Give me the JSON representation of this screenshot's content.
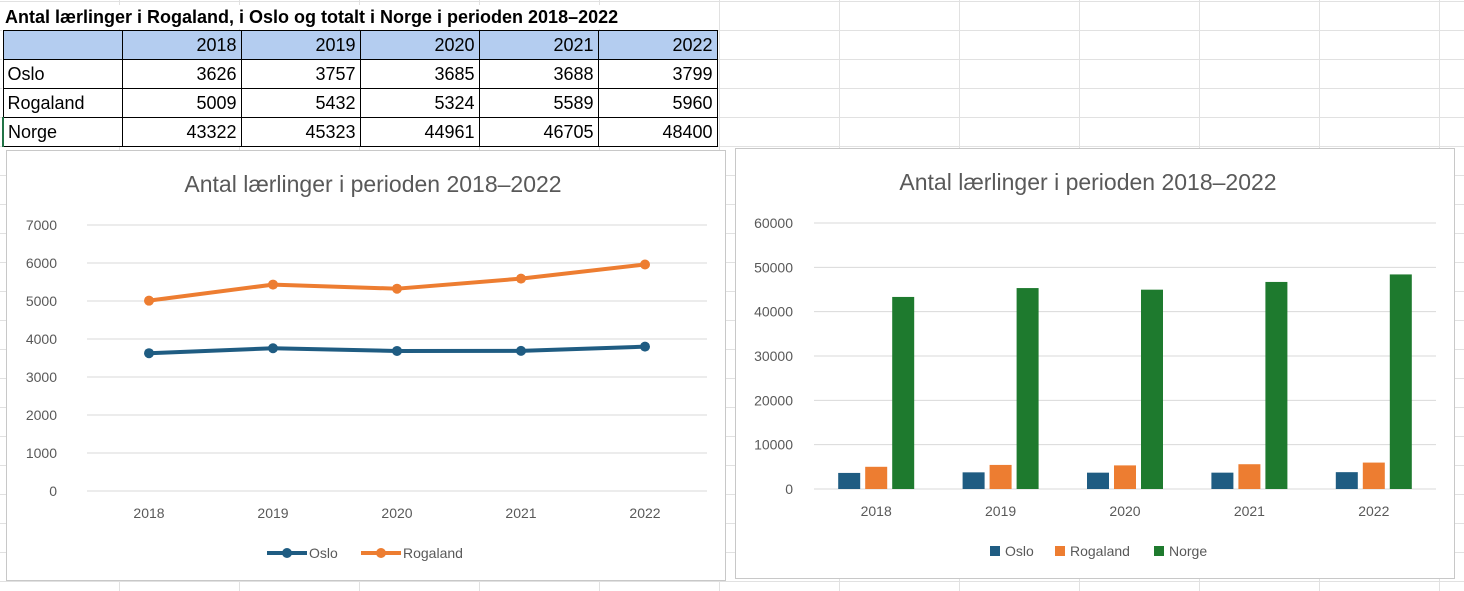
{
  "sheet": {
    "title": "Antal lærlinger i Rogaland, i Oslo og totalt i Norge i perioden 2018–2022",
    "years": [
      "2018",
      "2019",
      "2020",
      "2021",
      "2022"
    ],
    "rows": [
      {
        "label": "Oslo",
        "values": [
          "3626",
          "3757",
          "3685",
          "3688",
          "3799"
        ]
      },
      {
        "label": "Rogaland",
        "values": [
          "5009",
          "5432",
          "5324",
          "5589",
          "5960"
        ]
      },
      {
        "label": "Norge",
        "values": [
          "43322",
          "45323",
          "44961",
          "46705",
          "48400"
        ]
      }
    ]
  },
  "chart_data": [
    {
      "type": "line",
      "title": "Antal lærlinger i perioden 2018–2022",
      "categories": [
        "2018",
        "2019",
        "2020",
        "2021",
        "2022"
      ],
      "series": [
        {
          "name": "Oslo",
          "values": [
            3626,
            3757,
            3685,
            3688,
            3799
          ],
          "color": "#1f5c82"
        },
        {
          "name": "Rogaland",
          "values": [
            5009,
            5432,
            5324,
            5589,
            5960
          ],
          "color": "#ed7d31"
        }
      ],
      "ylim": [
        0,
        7000
      ],
      "yticks": [
        0,
        1000,
        2000,
        3000,
        4000,
        5000,
        6000,
        7000
      ],
      "grid": true,
      "legend": "bottom"
    },
    {
      "type": "bar",
      "title": "Antal lærlinger i perioden 2018–2022",
      "categories": [
        "2018",
        "2019",
        "2020",
        "2021",
        "2022"
      ],
      "series": [
        {
          "name": "Oslo",
          "values": [
            3626,
            3757,
            3685,
            3688,
            3799
          ],
          "color": "#1f5c82"
        },
        {
          "name": "Rogaland",
          "values": [
            5009,
            5432,
            5324,
            5589,
            5960
          ],
          "color": "#ed7d31"
        },
        {
          "name": "Norge",
          "values": [
            43322,
            45323,
            44961,
            46705,
            48400
          ],
          "color": "#1e7a2e"
        }
      ],
      "ylim": [
        0,
        60000
      ],
      "yticks": [
        0,
        10000,
        20000,
        30000,
        40000,
        50000,
        60000
      ],
      "grid": true,
      "legend": "bottom"
    }
  ]
}
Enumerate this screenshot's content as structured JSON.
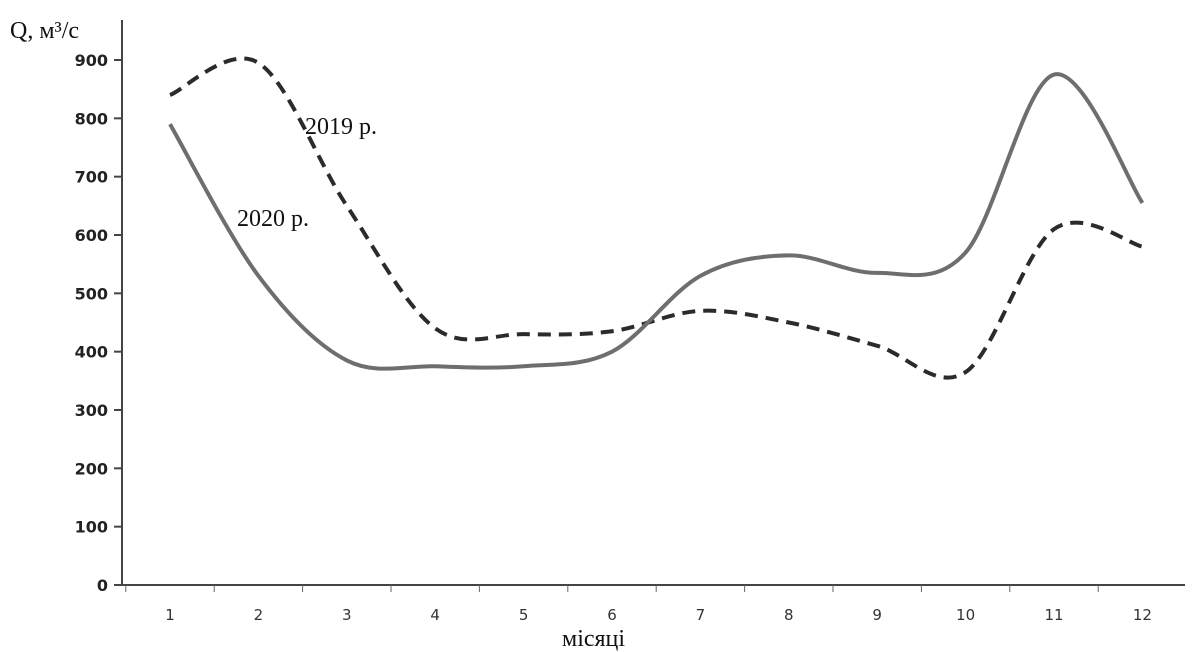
{
  "chart_data": {
    "type": "line",
    "ylabel": "Q, м³/с",
    "xlabel": "місяці",
    "categories": [
      "1",
      "2",
      "3",
      "4",
      "5",
      "6",
      "7",
      "8",
      "9",
      "10",
      "11",
      "12"
    ],
    "x": [
      1,
      2,
      3,
      4,
      5,
      6,
      7,
      8,
      9,
      10,
      11,
      12
    ],
    "yticks": [
      "0",
      "100",
      "200",
      "300",
      "400",
      "500",
      "600",
      "700",
      "800",
      "900"
    ],
    "ylim": [
      0,
      900
    ],
    "series": [
      {
        "name": "2019 р.",
        "style": "dashed",
        "color": "#2b2b2b",
        "values": [
          840,
          895,
          650,
          440,
          430,
          435,
          470,
          450,
          410,
          365,
          610,
          580
        ]
      },
      {
        "name": "2020 р.",
        "style": "solid",
        "color": "#6e6e6e",
        "values": [
          790,
          530,
          385,
          375,
          375,
          400,
          530,
          565,
          535,
          570,
          875,
          655
        ]
      }
    ],
    "grid": false,
    "legend": "inline labels near curves"
  }
}
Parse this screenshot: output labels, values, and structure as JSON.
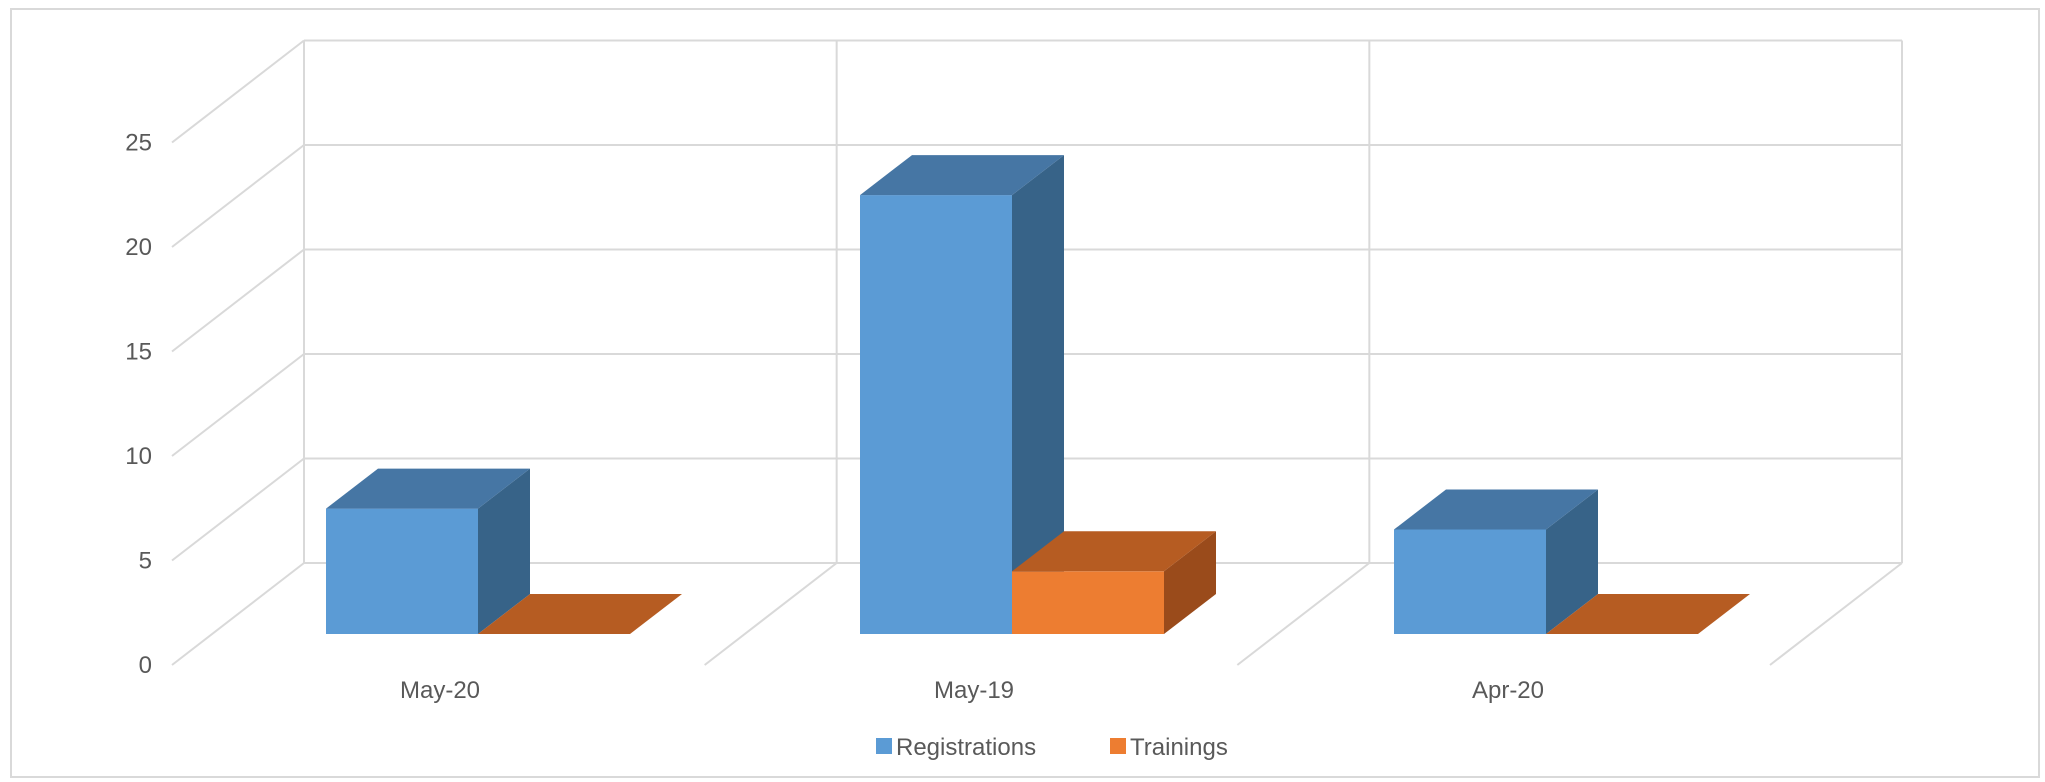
{
  "chart_data": {
    "type": "bar",
    "categories": [
      "May-20",
      "May-19",
      "Apr-20"
    ],
    "series": [
      {
        "name": "Registrations",
        "values": [
          6,
          21,
          5
        ]
      },
      {
        "name": "Trainings",
        "values": [
          0,
          3,
          0
        ]
      }
    ],
    "yticks": [
      "0",
      "5",
      "10",
      "15",
      "20",
      "25"
    ],
    "ylim": [
      0,
      25
    ],
    "grid": true,
    "legend": "bottom",
    "colors": {
      "Registrations": {
        "front": "#5b9bd5",
        "top": "#4676a4",
        "side": "#376388"
      },
      "Trainings": {
        "front": "#ed7d31",
        "top": "#b65c22",
        "side": "#9a4b1b"
      },
      "grid": "#d9d9d9",
      "axis_text": "#595959"
    }
  }
}
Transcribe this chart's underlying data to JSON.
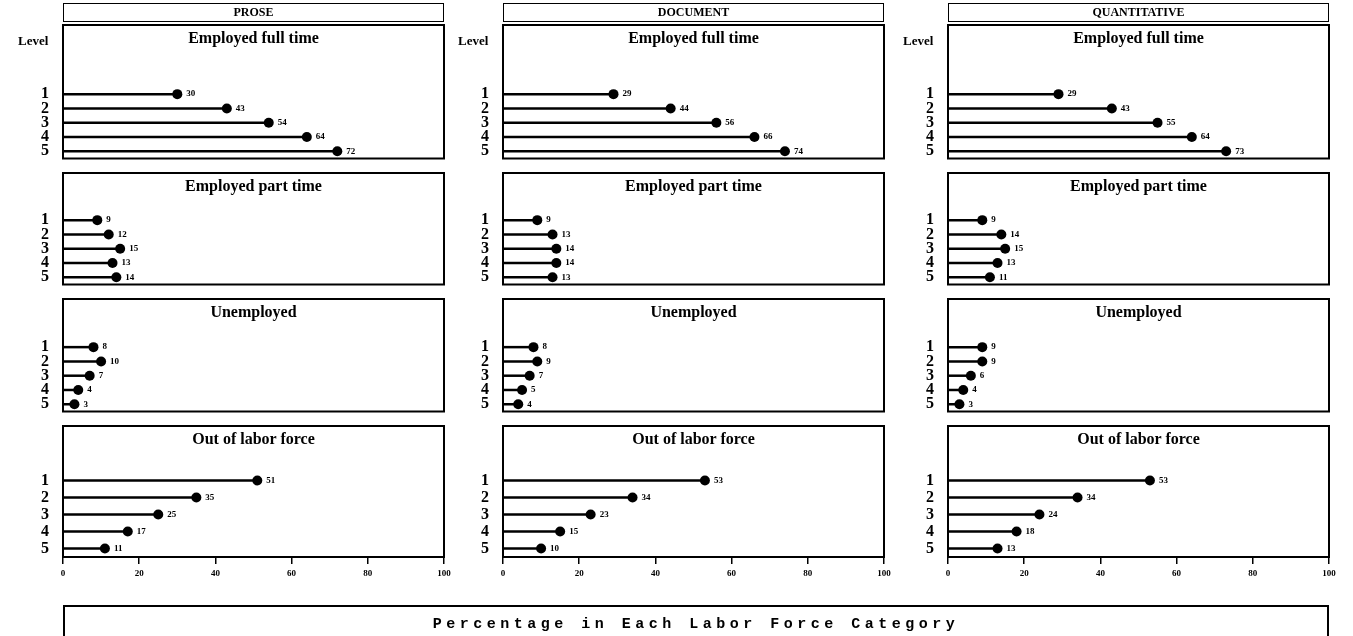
{
  "chart_data": [
    {
      "type": "lollipop",
      "title": "PROSE",
      "subtitle": "Employed full time",
      "ylabel": "Level",
      "categories": [
        "1",
        "2",
        "3",
        "4",
        "5"
      ],
      "values": [
        30,
        43,
        54,
        64,
        72
      ],
      "color": "#000000",
      "orientation": "horizontal",
      "xlim": [
        0,
        100
      ],
      "xticks": [
        0,
        20,
        40,
        60,
        80,
        100
      ],
      "data_labels": true,
      "marker": "circle",
      "tick_labels": "y"
    },
    {
      "type": "lollipop",
      "title": "DOCUMENT",
      "subtitle": "Employed full time",
      "ylabel": "Level",
      "categories": [
        "1",
        "2",
        "3",
        "4",
        "5"
      ],
      "values": [
        29,
        44,
        56,
        66,
        74
      ],
      "color": "#000000",
      "orientation": "horizontal",
      "xlim": [
        0,
        100
      ],
      "xticks": [
        0,
        20,
        40,
        60,
        80,
        100
      ],
      "data_labels": true,
      "marker": "circle",
      "tick_labels": "y"
    },
    {
      "type": "lollipop",
      "title": "QUANTITATIVE",
      "subtitle": "Employed full time",
      "ylabel": "Level",
      "categories": [
        "1",
        "2",
        "3",
        "4",
        "5"
      ],
      "values": [
        29,
        43,
        55,
        64,
        73
      ],
      "color": "#000000",
      "orientation": "horizontal",
      "xlim": [
        0,
        100
      ],
      "xticks": [
        0,
        20,
        40,
        60,
        80,
        100
      ],
      "data_labels": true,
      "marker": "circle",
      "tick_labels": "y"
    },
    {
      "type": "lollipop",
      "title": "Employed part time",
      "categories": [
        "1",
        "2",
        "3",
        "4",
        "5"
      ],
      "values": [
        9,
        12,
        15,
        13,
        14
      ],
      "color": "#000000",
      "orientation": "horizontal",
      "xlim": [
        0,
        100
      ],
      "xticks": [
        0,
        20,
        40,
        60,
        80,
        100
      ],
      "data_labels": true,
      "marker": "circle",
      "tick_labels": "y"
    },
    {
      "type": "lollipop",
      "title": "Employed part time",
      "categories": [
        "1",
        "2",
        "3",
        "4",
        "5"
      ],
      "values": [
        9,
        13,
        14,
        14,
        13
      ],
      "color": "#000000",
      "orientation": "horizontal",
      "xlim": [
        0,
        100
      ],
      "xticks": [
        0,
        20,
        40,
        60,
        80,
        100
      ],
      "data_labels": true,
      "marker": "circle",
      "tick_labels": "y"
    },
    {
      "type": "lollipop",
      "title": "Employed part time",
      "categories": [
        "1",
        "2",
        "3",
        "4",
        "5"
      ],
      "values": [
        9,
        14,
        15,
        13,
        11
      ],
      "color": "#000000",
      "orientation": "horizontal",
      "xlim": [
        0,
        100
      ],
      "xticks": [
        0,
        20,
        40,
        60,
        80,
        100
      ],
      "data_labels": true,
      "marker": "circle",
      "tick_labels": "y"
    },
    {
      "type": "lollipop",
      "title": "Unemployed",
      "categories": [
        "1",
        "2",
        "3",
        "4",
        "5"
      ],
      "values": [
        8,
        10,
        7,
        4,
        3
      ],
      "color": "#000000",
      "orientation": "horizontal",
      "xlim": [
        0,
        100
      ],
      "xticks": [
        0,
        20,
        40,
        60,
        80,
        100
      ],
      "data_labels": true,
      "marker": "circle",
      "tick_labels": "y"
    },
    {
      "type": "lollipop",
      "title": "Unemployed",
      "categories": [
        "1",
        "2",
        "3",
        "4",
        "5"
      ],
      "values": [
        8,
        9,
        7,
        5,
        4
      ],
      "color": "#000000",
      "orientation": "horizontal",
      "xlim": [
        0,
        100
      ],
      "xticks": [
        0,
        20,
        40,
        60,
        80,
        100
      ],
      "data_labels": true,
      "marker": "circle",
      "tick_labels": "y"
    },
    {
      "type": "lollipop",
      "title": "Unemployed",
      "categories": [
        "1",
        "2",
        "3",
        "4",
        "5"
      ],
      "values": [
        9,
        9,
        6,
        4,
        3
      ],
      "color": "#000000",
      "orientation": "horizontal",
      "xlim": [
        0,
        100
      ],
      "xticks": [
        0,
        20,
        40,
        60,
        80,
        100
      ],
      "data_labels": true,
      "marker": "circle",
      "tick_labels": "y"
    },
    {
      "type": "lollipop",
      "title": "Out of labor force",
      "categories": [
        "1",
        "2",
        "3",
        "4",
        "5"
      ],
      "values": [
        51,
        35,
        25,
        17,
        11
      ],
      "color": "#000000",
      "orientation": "horizontal",
      "xlim": [
        0,
        100
      ],
      "xticks": [
        0,
        20,
        40,
        60,
        80,
        100
      ],
      "data_labels": true,
      "marker": "circle"
    },
    {
      "type": "lollipop",
      "title": "Out of labor force",
      "xlabel": "Percentage in Each Labor Force Category",
      "categories": [
        "1",
        "2",
        "3",
        "4",
        "5"
      ],
      "values": [
        53,
        34,
        23,
        15,
        10
      ],
      "color": "#000000",
      "orientation": "horizontal",
      "xlim": [
        0,
        100
      ],
      "xticks": [
        0,
        20,
        40,
        60,
        80,
        100
      ],
      "data_labels": true,
      "marker": "circle"
    },
    {
      "type": "lollipop",
      "title": "Out of labor force",
      "categories": [
        "1",
        "2",
        "3",
        "4",
        "5"
      ],
      "values": [
        53,
        34,
        24,
        18,
        13
      ],
      "color": "#000000",
      "orientation": "horizontal",
      "xlim": [
        0,
        100
      ],
      "xticks": [
        0,
        20,
        40,
        60,
        80,
        100
      ],
      "data_labels": true,
      "marker": "circle"
    }
  ]
}
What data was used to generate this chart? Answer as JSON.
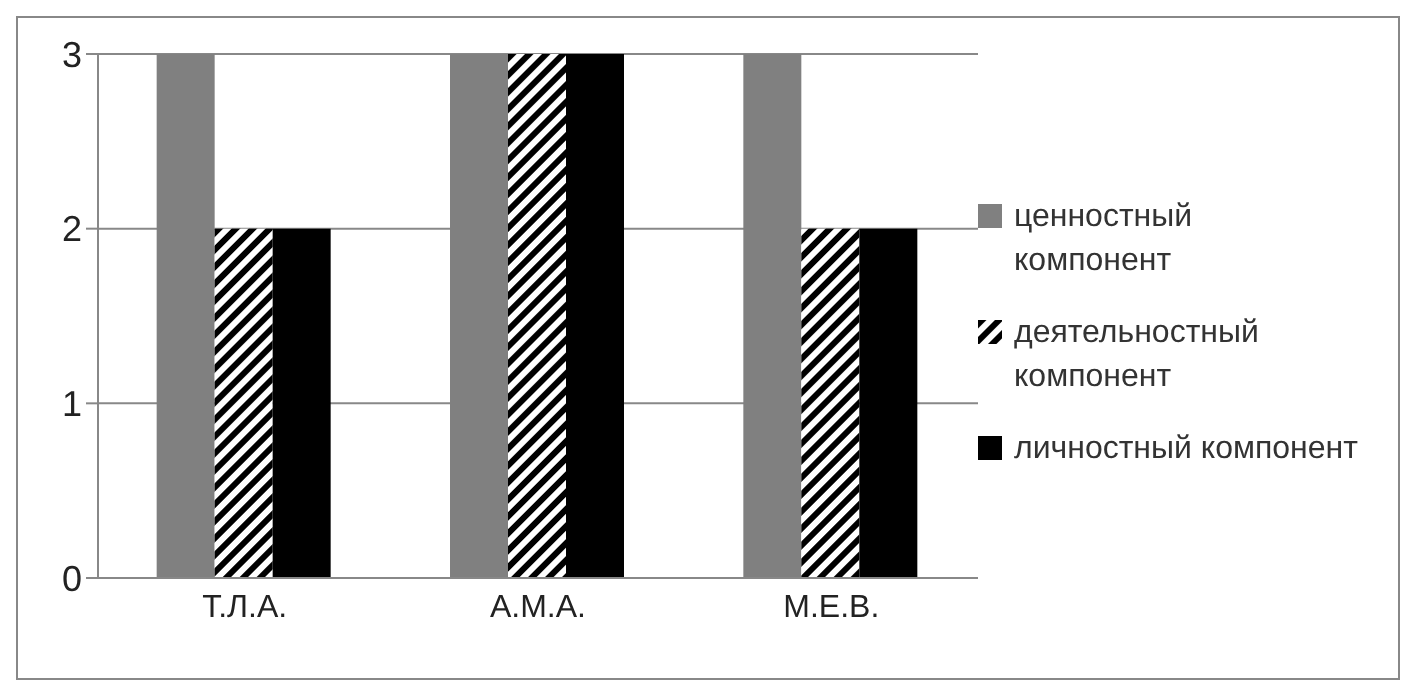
{
  "chart_data": {
    "type": "bar",
    "categories": [
      "Т.Л.А.",
      "А.М.А.",
      "М.Е.В."
    ],
    "series": [
      {
        "name": "ценностный компонент",
        "color": "#808080",
        "values": [
          3,
          3,
          3
        ]
      },
      {
        "name": "деятельностный компонент",
        "color": "#000000",
        "values": [
          2,
          3,
          2
        ]
      },
      {
        "name": "личностный компонент",
        "color": "#000000",
        "values": [
          2,
          3,
          2
        ]
      }
    ],
    "ylim": [
      0,
      3
    ],
    "yticks": [
      0,
      1,
      2,
      3
    ],
    "grid": "y",
    "legend": "right"
  }
}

....

* _The task_:
Find the string "компонент" in the records, then copy each line where it occurs.

* _The answer_:
        "name": "ценностный компонент",
        "name": "деятельностный компонент",
        "name": "личностный компонент",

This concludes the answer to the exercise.